══ DATA LINES ══
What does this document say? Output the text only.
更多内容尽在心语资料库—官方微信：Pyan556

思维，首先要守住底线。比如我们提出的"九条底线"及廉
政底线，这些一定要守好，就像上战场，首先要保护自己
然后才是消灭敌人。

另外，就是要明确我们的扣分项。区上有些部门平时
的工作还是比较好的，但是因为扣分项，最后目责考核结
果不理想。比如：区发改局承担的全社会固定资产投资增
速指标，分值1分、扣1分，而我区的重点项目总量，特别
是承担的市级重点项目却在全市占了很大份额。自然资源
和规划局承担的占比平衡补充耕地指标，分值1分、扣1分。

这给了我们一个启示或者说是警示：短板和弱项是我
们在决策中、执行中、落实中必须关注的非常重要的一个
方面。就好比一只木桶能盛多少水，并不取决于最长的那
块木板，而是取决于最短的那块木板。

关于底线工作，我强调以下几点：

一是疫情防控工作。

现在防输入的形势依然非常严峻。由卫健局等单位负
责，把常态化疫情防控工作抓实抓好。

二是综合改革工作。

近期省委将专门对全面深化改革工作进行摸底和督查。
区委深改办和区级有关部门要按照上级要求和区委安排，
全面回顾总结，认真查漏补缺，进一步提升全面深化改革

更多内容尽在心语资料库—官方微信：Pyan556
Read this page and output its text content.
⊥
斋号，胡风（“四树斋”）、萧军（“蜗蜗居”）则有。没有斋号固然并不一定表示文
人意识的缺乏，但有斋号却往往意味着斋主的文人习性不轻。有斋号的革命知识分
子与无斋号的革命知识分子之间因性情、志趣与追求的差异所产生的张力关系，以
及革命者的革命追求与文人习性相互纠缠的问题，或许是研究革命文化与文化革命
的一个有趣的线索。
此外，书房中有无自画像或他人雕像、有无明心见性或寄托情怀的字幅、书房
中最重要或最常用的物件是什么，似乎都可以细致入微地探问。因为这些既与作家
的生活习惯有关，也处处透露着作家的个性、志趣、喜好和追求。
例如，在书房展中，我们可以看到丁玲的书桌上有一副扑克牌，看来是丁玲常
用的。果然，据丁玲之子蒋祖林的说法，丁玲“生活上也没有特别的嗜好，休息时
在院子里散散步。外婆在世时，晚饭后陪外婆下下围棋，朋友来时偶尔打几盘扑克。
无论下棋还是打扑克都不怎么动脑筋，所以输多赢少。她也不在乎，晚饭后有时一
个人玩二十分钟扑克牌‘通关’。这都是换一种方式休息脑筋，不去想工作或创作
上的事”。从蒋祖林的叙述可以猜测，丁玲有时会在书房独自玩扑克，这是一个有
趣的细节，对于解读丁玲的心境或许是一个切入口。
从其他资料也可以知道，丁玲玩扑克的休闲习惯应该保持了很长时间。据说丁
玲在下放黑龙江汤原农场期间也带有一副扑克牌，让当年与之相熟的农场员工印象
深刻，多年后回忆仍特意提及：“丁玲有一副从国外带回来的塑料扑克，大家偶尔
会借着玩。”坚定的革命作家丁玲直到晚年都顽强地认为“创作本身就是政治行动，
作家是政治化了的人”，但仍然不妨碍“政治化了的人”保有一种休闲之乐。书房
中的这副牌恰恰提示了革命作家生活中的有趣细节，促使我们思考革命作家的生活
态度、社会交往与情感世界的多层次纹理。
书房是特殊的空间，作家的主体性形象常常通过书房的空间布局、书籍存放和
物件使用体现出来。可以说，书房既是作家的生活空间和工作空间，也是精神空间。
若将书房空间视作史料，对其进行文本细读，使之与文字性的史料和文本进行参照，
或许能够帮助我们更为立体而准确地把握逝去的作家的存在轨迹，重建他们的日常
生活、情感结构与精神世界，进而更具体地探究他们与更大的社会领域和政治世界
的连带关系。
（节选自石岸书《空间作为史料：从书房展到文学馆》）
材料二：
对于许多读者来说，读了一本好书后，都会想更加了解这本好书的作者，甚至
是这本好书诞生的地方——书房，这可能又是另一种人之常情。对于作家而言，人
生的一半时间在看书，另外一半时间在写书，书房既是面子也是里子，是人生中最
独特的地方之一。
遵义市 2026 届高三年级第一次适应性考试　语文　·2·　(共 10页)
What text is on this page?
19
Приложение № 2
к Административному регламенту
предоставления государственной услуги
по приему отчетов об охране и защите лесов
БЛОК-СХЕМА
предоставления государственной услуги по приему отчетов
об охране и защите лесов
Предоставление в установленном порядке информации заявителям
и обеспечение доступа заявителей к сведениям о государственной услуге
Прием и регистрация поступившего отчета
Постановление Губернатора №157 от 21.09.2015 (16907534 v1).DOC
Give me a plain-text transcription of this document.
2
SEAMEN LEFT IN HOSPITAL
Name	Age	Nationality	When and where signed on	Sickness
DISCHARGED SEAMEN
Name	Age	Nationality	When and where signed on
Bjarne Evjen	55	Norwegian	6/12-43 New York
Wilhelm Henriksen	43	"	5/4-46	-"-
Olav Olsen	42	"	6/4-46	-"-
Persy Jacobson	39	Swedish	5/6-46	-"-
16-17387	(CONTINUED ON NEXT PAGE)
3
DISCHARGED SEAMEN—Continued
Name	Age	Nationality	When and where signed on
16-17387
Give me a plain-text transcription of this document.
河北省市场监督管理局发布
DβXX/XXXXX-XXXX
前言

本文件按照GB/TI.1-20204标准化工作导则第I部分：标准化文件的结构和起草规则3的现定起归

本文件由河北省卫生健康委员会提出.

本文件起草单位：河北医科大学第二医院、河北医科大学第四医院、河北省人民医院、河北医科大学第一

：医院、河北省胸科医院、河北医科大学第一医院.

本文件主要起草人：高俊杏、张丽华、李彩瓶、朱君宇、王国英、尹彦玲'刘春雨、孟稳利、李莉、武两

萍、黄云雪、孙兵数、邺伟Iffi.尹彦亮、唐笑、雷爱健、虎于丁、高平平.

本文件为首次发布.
═══
■ PROBLEM ■
From the listing above, extract all records word for word.

■ RESPONSE TO THE EXERCISE ■
What does this document say? Output the text only.
更多内容尽在心语资料库—官方微信：Pyan556

思维，首先要守住底线。比如我们提出的"九条底线"及廉
政底线，这些一定要守好，就像上战场，首先要保护自己
然后才是消灭敌人。

另外，就是要明确我们的扣分项。区上有些部门平时
的工作还是比较好的，但是因为扣分项，最后目责考核结
果不理想。比如：区发改局承担的全社会固定资产投资增
速指标，分值1分、扣1分，而我区的重点项目总量，特别
是承担的市级重点项目却在全市占了很大份额。自然资源
和规划局承担的占比平衡补充耕地指标，分值1分、扣1分。

这给了我们一个启示或者说是警示：短板和弱项是我
们在决策中、执行中、落实中必须关注的非常重要的一个
方面。就好比一只木桶能盛多少水，并不取决于最长的那
块木板，而是取决于最短的那块木板。

关于底线工作，我强调以下几点：

一是疫情防控工作。

现在防输入的形势依然非常严峻。由卫健局等单位负
责，把常态化疫情防控工作抓实抓好。

二是综合改革工作。

近期省委将专门对全面深化改革工作进行摸底和督查。
区委深改办和区级有关部门要按照上级要求和区委安排，
全面回顾总结，认真查漏补缺，进一步提升全面深化改革

更多内容尽在心语资料库—官方微信：Pyan556
Read this page and output its text content.
⊥
斋号，胡风（“四树斋”）、萧军（“蜗蜗居”）则有。没有斋号固然并不一定表示文
人意识的缺乏，但有斋号却往往意味着斋主的文人习性不轻。有斋号的革命知识分
子与无斋号的革命知识分子之间因性情、志趣与追求的差异所产生的张力关系，以
及革命者的革命追求与文人习性相互纠缠的问题，或许是研究革命文化与文化革命
的一个有趣的线索。
此外，书房中有无自画像或他人雕像、有无明心见性或寄托情怀的字幅、书房
中最重要或最常用的物件是什么，似乎都可以细致入微地探问。因为这些既与作家
的生活习惯有关，也处处透露着作家的个性、志趣、喜好和追求。
例如，在书房展中，我们可以看到丁玲的书桌上有一副扑克牌，看来是丁玲常
用的。果然，据丁玲之子蒋祖林的说法，丁玲“生活上也没有特别的嗜好，休息时
在院子里散散步。外婆在世时，晚饭后陪外婆下下围棋，朋友来时偶尔打几盘扑克。
无论下棋还是打扑克都不怎么动脑筋，所以输多赢少。她也不在乎，晚饭后有时一
个人玩二十分钟扑克牌‘通关’。这都是换一种方式休息脑筋，不去想工作或创作
上的事”。从蒋祖林的叙述可以猜测，丁玲有时会在书房独自玩扑克，这是一个有
趣的细节，对于解读丁玲的心境或许是一个切入口。
从其他资料也可以知道，丁玲玩扑克的休闲习惯应该保持了很长时间。据说丁
玲在下放黑龙江汤原农场期间也带有一副扑克牌，让当年与之相熟的农场员工印象
深刻，多年后回忆仍特意提及：“丁玲有一副从国外带回来的塑料扑克，大家偶尔
会借着玩。”坚定的革命作家丁玲直到晚年都顽强地认为“创作本身就是政治行动，
作家是政治化了的人”，但仍然不妨碍“政治化了的人”保有一种休闲之乐。书房
中的这副牌恰恰提示了革命作家生活中的有趣细节，促使我们思考革命作家的生活
态度、社会交往与情感世界的多层次纹理。
书房是特殊的空间，作家的主体性形象常常通过书房的空间布局、书籍存放和
物件使用体现出来。可以说，书房既是作家的生活空间和工作空间，也是精神空间。
若将书房空间视作史料，对其进行文本细读，使之与文字性的史料和文本进行参照，
或许能够帮助我们更为立体而准确地把握逝去的作家的存在轨迹，重建他们的日常
生活、情感结构与精神世界，进而更具体地探究他们与更大的社会领域和政治世界
的连带关系。
（节选自石岸书《空间作为史料：从书房展到文学馆》）
材料二：
对于许多读者来说，读了一本好书后，都会想更加了解这本好书的作者，甚至
是这本好书诞生的地方——书房，这可能又是另一种人之常情。对于作家而言，人
生的一半时间在看书，另外一半时间在写书，书房既是面子也是里子，是人生中最
独特的地方之一。
遵义市 2026 届高三年级第一次适应性考试　语文　·2·　(共 10页)
What text is on this page?
19
Приложение № 2
к Административному регламенту
предоставления государственной услуги
по приему отчетов об охране и защите лесов
БЛОК-СХЕМА
предоставления государственной услуги по приему отчетов
об охране и защите лесов
Предоставление в установленном порядке информации заявителям
и обеспечение доступа заявителей к сведениям о государственной услуге
Прием и регистрация поступившего отчета
Постановление Губернатора №157 от 21.09.2015 (16907534 v1).DOC
Give me a plain-text transcription of this document.
2
SEAMEN LEFT IN HOSPITAL
Name	Age	Nationality	When and where signed on	Sickness
DISCHARGED SEAMEN
Name	Age	Nationality	When and where signed on
Bjarne Evjen	55	Norwegian	6/12-43 New York
Wilhelm Henriksen	43	"	5/4-46	-"-
Olav Olsen	42	"	6/4-46	-"-
Persy Jacobson	39	Swedish	5/6-46	-"-
16-17387	(CONTINUED ON NEXT PAGE)
3
DISCHARGED SEAMEN—Continued
Name	Age	Nationality	When and where signed on
16-17387
Give me a plain-text transcription of this document.
河北省市场监督管理局发布
DβXX/XXXXX-XXXX
前言

本文件按照GB/TI.1-20204标准化工作导则第I部分：标准化文件的结构和起草规则3的现定起归

本文件由河北省卫生健康委员会提出.

本文件起草单位：河北医科大学第二医院、河北医科大学第四医院、河北省人民医院、河北医科大学第一

：医院、河北省胸科医院、河北医科大学第一医院.

本文件主要起草人：高俊杏、张丽华、李彩瓶、朱君宇、王国英、尹彦玲'刘春雨、孟稳利、李莉、武两

萍、黄云雪、孙兵数、邺伟Iffi.尹彦亮、唐笑、雷爱健、虎于丁、高平平.

本文件为首次发布.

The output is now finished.